## Request:
Retype each record shown below, leaving every character as it is.

## Stored records:
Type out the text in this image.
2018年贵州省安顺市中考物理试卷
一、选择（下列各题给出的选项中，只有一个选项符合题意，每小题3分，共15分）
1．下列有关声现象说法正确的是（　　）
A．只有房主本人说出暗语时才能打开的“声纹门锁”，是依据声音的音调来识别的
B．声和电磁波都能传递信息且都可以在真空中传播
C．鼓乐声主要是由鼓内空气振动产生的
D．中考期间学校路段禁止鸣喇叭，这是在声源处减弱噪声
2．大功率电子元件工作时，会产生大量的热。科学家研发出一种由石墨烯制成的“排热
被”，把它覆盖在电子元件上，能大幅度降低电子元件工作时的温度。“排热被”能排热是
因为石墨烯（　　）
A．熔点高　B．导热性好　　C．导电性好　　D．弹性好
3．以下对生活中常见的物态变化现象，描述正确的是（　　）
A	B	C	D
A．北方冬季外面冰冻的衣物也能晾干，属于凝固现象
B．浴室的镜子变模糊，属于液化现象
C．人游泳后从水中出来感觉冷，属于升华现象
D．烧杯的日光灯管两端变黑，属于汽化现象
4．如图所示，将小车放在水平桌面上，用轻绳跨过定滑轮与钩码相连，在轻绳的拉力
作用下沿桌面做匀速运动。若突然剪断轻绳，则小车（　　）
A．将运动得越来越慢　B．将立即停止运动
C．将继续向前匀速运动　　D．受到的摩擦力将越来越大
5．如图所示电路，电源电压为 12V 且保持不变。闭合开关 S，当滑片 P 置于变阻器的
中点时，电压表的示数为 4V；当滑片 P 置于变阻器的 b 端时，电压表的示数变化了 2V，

## Final answer:
Type out the text in this image.
2018年贵州省安顺市中考物理试卷
一、选择（下列各题给出的选项中，只有一个选项符合题意，每小题3分，共15分）
1．下列有关声现象说法正确的是（　　）
A．只有房主本人说出暗语时才能打开的“声纹门锁”，是依据声音的音调来识别的
B．声和电磁波都能传递信息且都可以在真空中传播
C．鼓乐声主要是由鼓内空气振动产生的
D．中考期间学校路段禁止鸣喇叭，这是在声源处减弱噪声
2．大功率电子元件工作时，会产生大量的热。科学家研发出一种由石墨烯制成的“排热
被”，把它覆盖在电子元件上，能大幅度降低电子元件工作时的温度。“排热被”能排热是
因为石墨烯（　　）
A．熔点高　B．导热性好　　C．导电性好　　D．弹性好
3．以下对生活中常见的物态变化现象，描述正确的是（　　）
A	B	C	D
A．北方冬季外面冰冻的衣物也能晾干，属于凝固现象
B．浴室的镜子变模糊，属于液化现象
C．人游泳后从水中出来感觉冷，属于升华现象
D．烧杯的日光灯管两端变黑，属于汽化现象
4．如图所示，将小车放在水平桌面上，用轻绳跨过定滑轮与钩码相连，在轻绳的拉力
作用下沿桌面做匀速运动。若突然剪断轻绳，则小车（　　）
A．将运动得越来越慢　B．将立即停止运动
C．将继续向前匀速运动　　D．受到的摩擦力将越来越大
5．如图所示电路，电源电压为 12V 且保持不变。闭合开关 S，当滑片 P 置于变阻器的
中点时，电压表的示数为 4V；当滑片 P 置于变阻器的 b 端时，电压表的示数变化了 2V，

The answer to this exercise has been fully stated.